*WHAT IS NEEDED:* Leave out the pictures and transcribe everything else exactly.

(Stored items from a collection)
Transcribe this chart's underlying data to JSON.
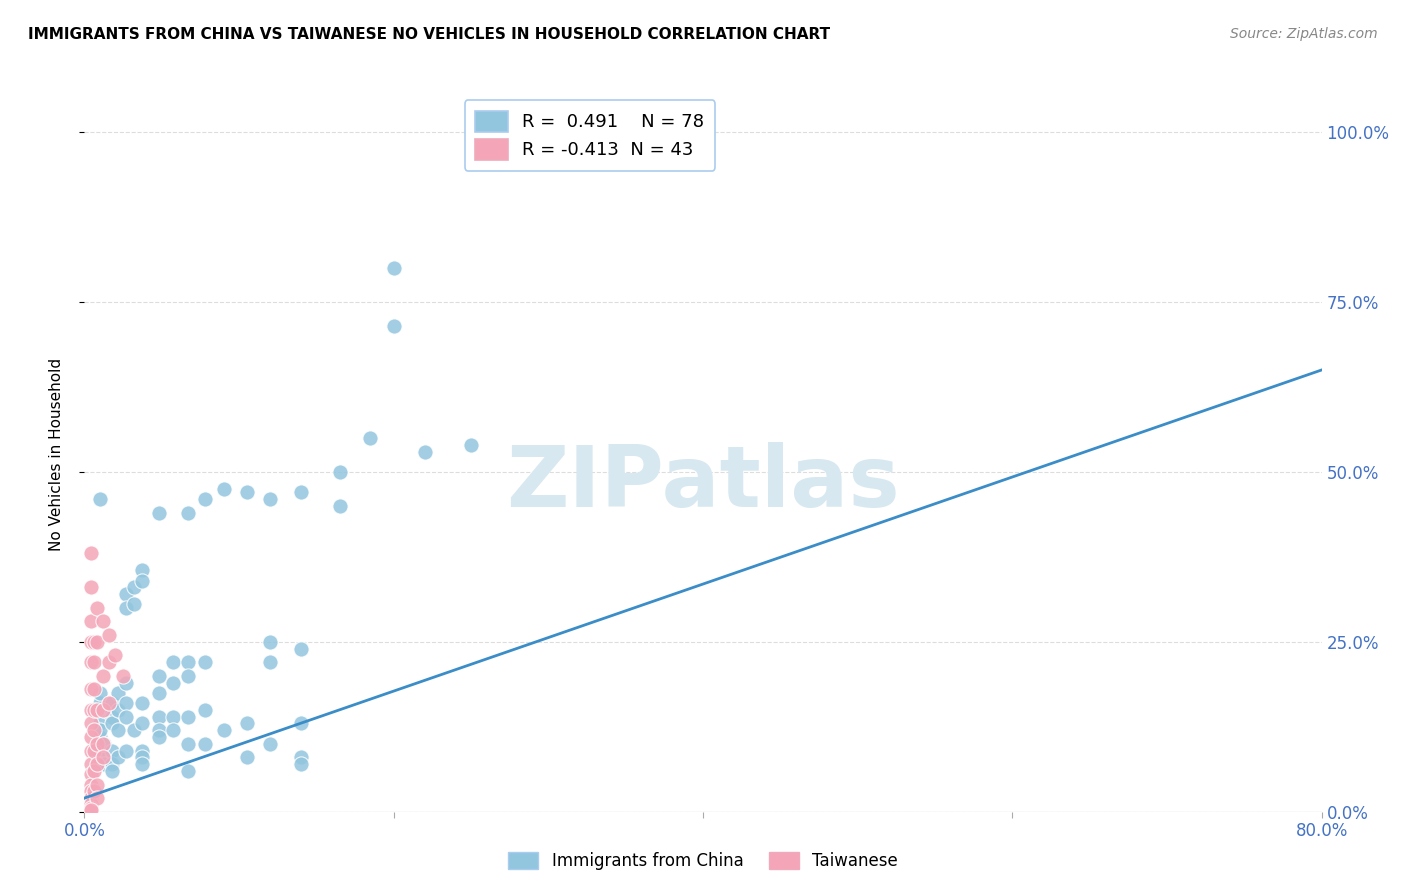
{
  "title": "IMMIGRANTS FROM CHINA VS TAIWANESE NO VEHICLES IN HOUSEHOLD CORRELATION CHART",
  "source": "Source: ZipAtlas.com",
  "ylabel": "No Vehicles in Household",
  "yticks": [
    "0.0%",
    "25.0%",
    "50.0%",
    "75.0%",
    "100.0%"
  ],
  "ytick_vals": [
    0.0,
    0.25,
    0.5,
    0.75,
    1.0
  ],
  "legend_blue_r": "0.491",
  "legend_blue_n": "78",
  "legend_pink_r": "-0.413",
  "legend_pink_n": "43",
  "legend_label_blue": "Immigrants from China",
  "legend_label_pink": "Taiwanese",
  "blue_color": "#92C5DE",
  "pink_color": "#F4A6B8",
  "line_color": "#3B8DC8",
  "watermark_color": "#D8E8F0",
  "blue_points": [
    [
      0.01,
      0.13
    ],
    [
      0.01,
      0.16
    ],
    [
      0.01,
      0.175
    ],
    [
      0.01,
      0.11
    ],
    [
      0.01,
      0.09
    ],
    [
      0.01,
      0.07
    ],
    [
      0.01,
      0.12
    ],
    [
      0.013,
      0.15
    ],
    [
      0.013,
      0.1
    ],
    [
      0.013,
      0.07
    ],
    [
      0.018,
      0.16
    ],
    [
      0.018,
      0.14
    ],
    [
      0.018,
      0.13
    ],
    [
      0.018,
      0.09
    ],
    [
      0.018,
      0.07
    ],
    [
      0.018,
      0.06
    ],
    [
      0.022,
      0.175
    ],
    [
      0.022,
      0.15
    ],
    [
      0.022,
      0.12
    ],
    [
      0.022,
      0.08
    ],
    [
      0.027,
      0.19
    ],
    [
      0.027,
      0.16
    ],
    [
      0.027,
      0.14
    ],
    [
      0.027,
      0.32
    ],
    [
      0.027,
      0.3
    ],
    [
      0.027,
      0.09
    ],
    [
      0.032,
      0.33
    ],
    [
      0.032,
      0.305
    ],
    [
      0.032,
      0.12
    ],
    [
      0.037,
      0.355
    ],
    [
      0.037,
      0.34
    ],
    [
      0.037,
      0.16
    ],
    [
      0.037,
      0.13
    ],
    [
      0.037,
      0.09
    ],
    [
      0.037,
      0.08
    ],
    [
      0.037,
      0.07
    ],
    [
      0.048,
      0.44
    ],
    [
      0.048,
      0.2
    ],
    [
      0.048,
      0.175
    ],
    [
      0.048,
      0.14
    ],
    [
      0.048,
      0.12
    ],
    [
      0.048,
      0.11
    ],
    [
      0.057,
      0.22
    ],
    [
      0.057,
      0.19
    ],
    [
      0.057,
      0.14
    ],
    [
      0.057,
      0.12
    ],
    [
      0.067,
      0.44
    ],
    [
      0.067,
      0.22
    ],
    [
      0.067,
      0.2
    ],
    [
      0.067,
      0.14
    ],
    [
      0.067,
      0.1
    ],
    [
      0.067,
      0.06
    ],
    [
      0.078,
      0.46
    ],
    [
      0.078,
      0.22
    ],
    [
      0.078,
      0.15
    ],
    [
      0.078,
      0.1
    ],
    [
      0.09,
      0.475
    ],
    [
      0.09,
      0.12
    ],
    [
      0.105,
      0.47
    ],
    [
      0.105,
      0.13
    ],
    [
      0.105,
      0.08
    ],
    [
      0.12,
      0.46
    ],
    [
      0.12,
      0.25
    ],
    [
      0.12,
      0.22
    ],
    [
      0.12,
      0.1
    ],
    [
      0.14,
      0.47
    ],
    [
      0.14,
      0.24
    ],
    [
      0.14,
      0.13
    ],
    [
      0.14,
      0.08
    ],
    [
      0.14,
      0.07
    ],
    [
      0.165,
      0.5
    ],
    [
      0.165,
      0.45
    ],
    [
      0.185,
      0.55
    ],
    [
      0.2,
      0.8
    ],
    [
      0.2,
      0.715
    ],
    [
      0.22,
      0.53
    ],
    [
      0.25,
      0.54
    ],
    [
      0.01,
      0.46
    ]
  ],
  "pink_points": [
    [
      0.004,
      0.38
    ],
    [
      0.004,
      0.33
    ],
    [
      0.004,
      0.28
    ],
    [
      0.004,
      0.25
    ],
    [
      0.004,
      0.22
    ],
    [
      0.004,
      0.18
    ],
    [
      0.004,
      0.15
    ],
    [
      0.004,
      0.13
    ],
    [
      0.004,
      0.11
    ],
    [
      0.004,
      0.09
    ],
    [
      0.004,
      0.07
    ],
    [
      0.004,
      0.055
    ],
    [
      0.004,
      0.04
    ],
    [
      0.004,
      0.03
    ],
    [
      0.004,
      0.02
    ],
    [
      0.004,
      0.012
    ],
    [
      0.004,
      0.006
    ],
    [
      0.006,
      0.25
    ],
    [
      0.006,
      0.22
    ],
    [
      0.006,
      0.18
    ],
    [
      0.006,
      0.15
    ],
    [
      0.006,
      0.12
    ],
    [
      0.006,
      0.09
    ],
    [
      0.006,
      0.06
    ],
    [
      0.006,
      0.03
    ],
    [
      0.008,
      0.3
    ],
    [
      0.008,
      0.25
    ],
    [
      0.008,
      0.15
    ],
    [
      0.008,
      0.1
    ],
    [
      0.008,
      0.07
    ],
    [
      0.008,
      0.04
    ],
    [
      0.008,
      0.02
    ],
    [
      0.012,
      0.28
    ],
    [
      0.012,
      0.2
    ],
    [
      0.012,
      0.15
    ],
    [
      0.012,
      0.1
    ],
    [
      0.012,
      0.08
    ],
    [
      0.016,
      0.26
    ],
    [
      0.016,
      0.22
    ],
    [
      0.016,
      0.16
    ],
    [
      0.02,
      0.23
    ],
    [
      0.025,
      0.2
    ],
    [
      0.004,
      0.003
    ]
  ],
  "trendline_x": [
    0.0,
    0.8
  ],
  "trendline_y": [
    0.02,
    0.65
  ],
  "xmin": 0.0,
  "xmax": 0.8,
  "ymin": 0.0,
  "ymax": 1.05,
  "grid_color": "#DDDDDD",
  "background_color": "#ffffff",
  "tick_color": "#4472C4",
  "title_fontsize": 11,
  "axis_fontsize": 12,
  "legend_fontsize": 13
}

*RESULT:*
Transcribe this chart's underlying data to JSON.
{
  "title": "IMMIGRANTS FROM CHINA VS TAIWANESE NO VEHICLES IN HOUSEHOLD CORRELATION CHART",
  "source": "Source: ZipAtlas.com",
  "ylabel": "No Vehicles in Household",
  "yticks": [
    "0.0%",
    "25.0%",
    "50.0%",
    "75.0%",
    "100.0%"
  ],
  "ytick_vals": [
    0.0,
    0.25,
    0.5,
    0.75,
    1.0
  ],
  "legend_blue_r": "0.491",
  "legend_blue_n": "78",
  "legend_pink_r": "-0.413",
  "legend_pink_n": "43",
  "legend_label_blue": "Immigrants from China",
  "legend_label_pink": "Taiwanese",
  "blue_color": "#92C5DE",
  "pink_color": "#F4A6B8",
  "line_color": "#3B8DC8",
  "watermark_color": "#D8E8F0",
  "blue_points": [
    [
      0.01,
      0.13
    ],
    [
      0.01,
      0.16
    ],
    [
      0.01,
      0.175
    ],
    [
      0.01,
      0.11
    ],
    [
      0.01,
      0.09
    ],
    [
      0.01,
      0.07
    ],
    [
      0.01,
      0.12
    ],
    [
      0.013,
      0.15
    ],
    [
      0.013,
      0.1
    ],
    [
      0.013,
      0.07
    ],
    [
      0.018,
      0.16
    ],
    [
      0.018,
      0.14
    ],
    [
      0.018,
      0.13
    ],
    [
      0.018,
      0.09
    ],
    [
      0.018,
      0.07
    ],
    [
      0.018,
      0.06
    ],
    [
      0.022,
      0.175
    ],
    [
      0.022,
      0.15
    ],
    [
      0.022,
      0.12
    ],
    [
      0.022,
      0.08
    ],
    [
      0.027,
      0.19
    ],
    [
      0.027,
      0.16
    ],
    [
      0.027,
      0.14
    ],
    [
      0.027,
      0.32
    ],
    [
      0.027,
      0.3
    ],
    [
      0.027,
      0.09
    ],
    [
      0.032,
      0.33
    ],
    [
      0.032,
      0.305
    ],
    [
      0.032,
      0.12
    ],
    [
      0.037,
      0.355
    ],
    [
      0.037,
      0.34
    ],
    [
      0.037,
      0.16
    ],
    [
      0.037,
      0.13
    ],
    [
      0.037,
      0.09
    ],
    [
      0.037,
      0.08
    ],
    [
      0.037,
      0.07
    ],
    [
      0.048,
      0.44
    ],
    [
      0.048,
      0.2
    ],
    [
      0.048,
      0.175
    ],
    [
      0.048,
      0.14
    ],
    [
      0.048,
      0.12
    ],
    [
      0.048,
      0.11
    ],
    [
      0.057,
      0.22
    ],
    [
      0.057,
      0.19
    ],
    [
      0.057,
      0.14
    ],
    [
      0.057,
      0.12
    ],
    [
      0.067,
      0.44
    ],
    [
      0.067,
      0.22
    ],
    [
      0.067,
      0.2
    ],
    [
      0.067,
      0.14
    ],
    [
      0.067,
      0.1
    ],
    [
      0.067,
      0.06
    ],
    [
      0.078,
      0.46
    ],
    [
      0.078,
      0.22
    ],
    [
      0.078,
      0.15
    ],
    [
      0.078,
      0.1
    ],
    [
      0.09,
      0.475
    ],
    [
      0.09,
      0.12
    ],
    [
      0.105,
      0.47
    ],
    [
      0.105,
      0.13
    ],
    [
      0.105,
      0.08
    ],
    [
      0.12,
      0.46
    ],
    [
      0.12,
      0.25
    ],
    [
      0.12,
      0.22
    ],
    [
      0.12,
      0.1
    ],
    [
      0.14,
      0.47
    ],
    [
      0.14,
      0.24
    ],
    [
      0.14,
      0.13
    ],
    [
      0.14,
      0.08
    ],
    [
      0.14,
      0.07
    ],
    [
      0.165,
      0.5
    ],
    [
      0.165,
      0.45
    ],
    [
      0.185,
      0.55
    ],
    [
      0.2,
      0.8
    ],
    [
      0.2,
      0.715
    ],
    [
      0.22,
      0.53
    ],
    [
      0.25,
      0.54
    ],
    [
      0.01,
      0.46
    ]
  ],
  "pink_points": [
    [
      0.004,
      0.38
    ],
    [
      0.004,
      0.33
    ],
    [
      0.004,
      0.28
    ],
    [
      0.004,
      0.25
    ],
    [
      0.004,
      0.22
    ],
    [
      0.004,
      0.18
    ],
    [
      0.004,
      0.15
    ],
    [
      0.004,
      0.13
    ],
    [
      0.004,
      0.11
    ],
    [
      0.004,
      0.09
    ],
    [
      0.004,
      0.07
    ],
    [
      0.004,
      0.055
    ],
    [
      0.004,
      0.04
    ],
    [
      0.004,
      0.03
    ],
    [
      0.004,
      0.02
    ],
    [
      0.004,
      0.012
    ],
    [
      0.004,
      0.006
    ],
    [
      0.006,
      0.25
    ],
    [
      0.006,
      0.22
    ],
    [
      0.006,
      0.18
    ],
    [
      0.006,
      0.15
    ],
    [
      0.006,
      0.12
    ],
    [
      0.006,
      0.09
    ],
    [
      0.006,
      0.06
    ],
    [
      0.006,
      0.03
    ],
    [
      0.008,
      0.3
    ],
    [
      0.008,
      0.25
    ],
    [
      0.008,
      0.15
    ],
    [
      0.008,
      0.1
    ],
    [
      0.008,
      0.07
    ],
    [
      0.008,
      0.04
    ],
    [
      0.008,
      0.02
    ],
    [
      0.012,
      0.28
    ],
    [
      0.012,
      0.2
    ],
    [
      0.012,
      0.15
    ],
    [
      0.012,
      0.1
    ],
    [
      0.012,
      0.08
    ],
    [
      0.016,
      0.26
    ],
    [
      0.016,
      0.22
    ],
    [
      0.016,
      0.16
    ],
    [
      0.02,
      0.23
    ],
    [
      0.025,
      0.2
    ],
    [
      0.004,
      0.003
    ]
  ],
  "trendline_x": [
    0.0,
    0.8
  ],
  "trendline_y": [
    0.02,
    0.65
  ],
  "xmin": 0.0,
  "xmax": 0.8,
  "ymin": 0.0,
  "ymax": 1.05,
  "grid_color": "#DDDDDD",
  "background_color": "#ffffff",
  "tick_color": "#4472C4",
  "title_fontsize": 11,
  "axis_fontsize": 12,
  "legend_fontsize": 13
}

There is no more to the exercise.